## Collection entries
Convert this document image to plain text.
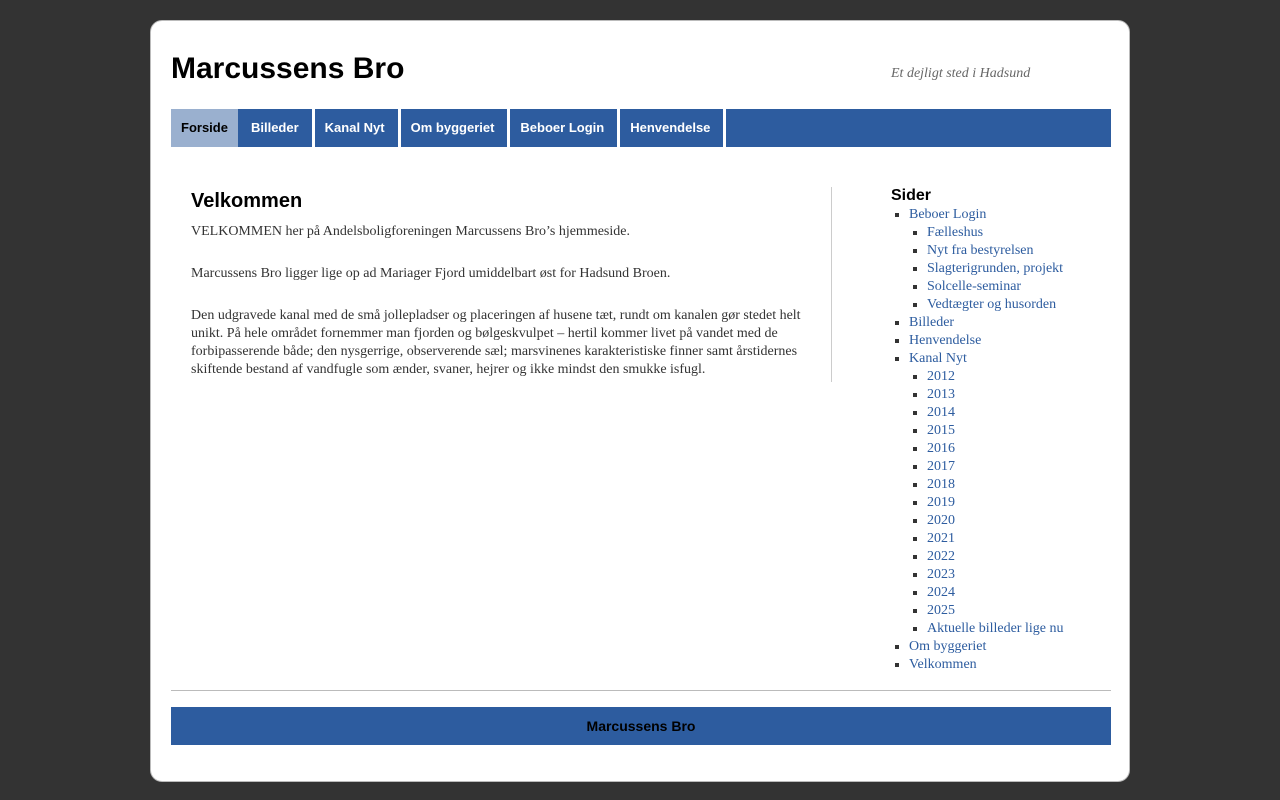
Marcussens Bro	Et dejligt sted i Hadsund
Forside	Billeder	Kanal Nyt	Om byggeriet	Beboer Login	Henvendelse
Velkommen

VELKOMMEN her på Andelsboligforeningen Marcussens Bro’s hjemmeside.

Marcussens Bro ligger lige op ad Mariager Fjord umiddelbart øst for Hadsund Broen.

Den udgravede kanal med de små jollepladser og placeringen af husene tæt, rundt om kanalen gør stedet helt unikt. På hele området fornemmer man fjorden og bølgeskvulpet – hertil kommer livet på vandet med de forbipasserende både; den nysgerrige, observerende sæl; marsvinenes karakteristiske finner samt årstidernes skiftende bestand af vandfugle som ænder, svaner, hejrer og ikke mindst den smukke isfugl.

Sider
▪ Beboer Login
▪ Fælleshus
▪ Nyt fra bestyrelsen
▪ Slagterigrunden, projekt
▪ Solcelle-seminar
▪ Vedtægter og husorden
▪ Billeder
▪ Henvendelse
▪ Kanal Nyt
▪ 2012
▪ 2013
▪ 2014
▪ 2015
▪ 2016
▪ 2017
▪ 2018
▪ 2019
▪ 2020
▪ 2021
▪ 2022
▪ 2023
▪ 2024
▪ 2025
▪ Aktuelle billeder lige nu
▪ Om byggeriet
▪ Velkommen
Marcussens Bro
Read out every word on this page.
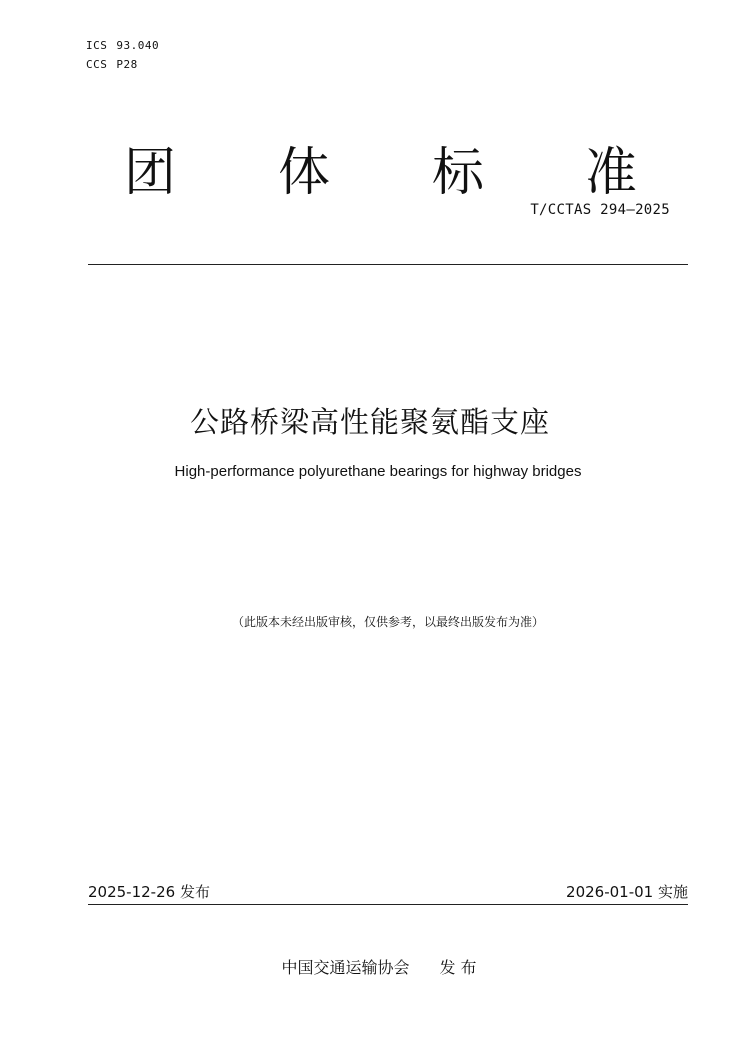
ICS 93.040
CCS P28
团 体 标 准
T/CCTAS 294—2025
公路桥梁高性能聚氨酯支座
High-performance polyurethane bearings for highway bridges
（此版本未经出版审核，仅供参考，以最终出版发布为准）
2025-12-26 发布	2026-01-01 实施
中国交通运输协会 发 布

## EXERCISE AIM
Determine how many lines of the entries above carry the string "Beboer", and give that number alone.

## RESPONSE
2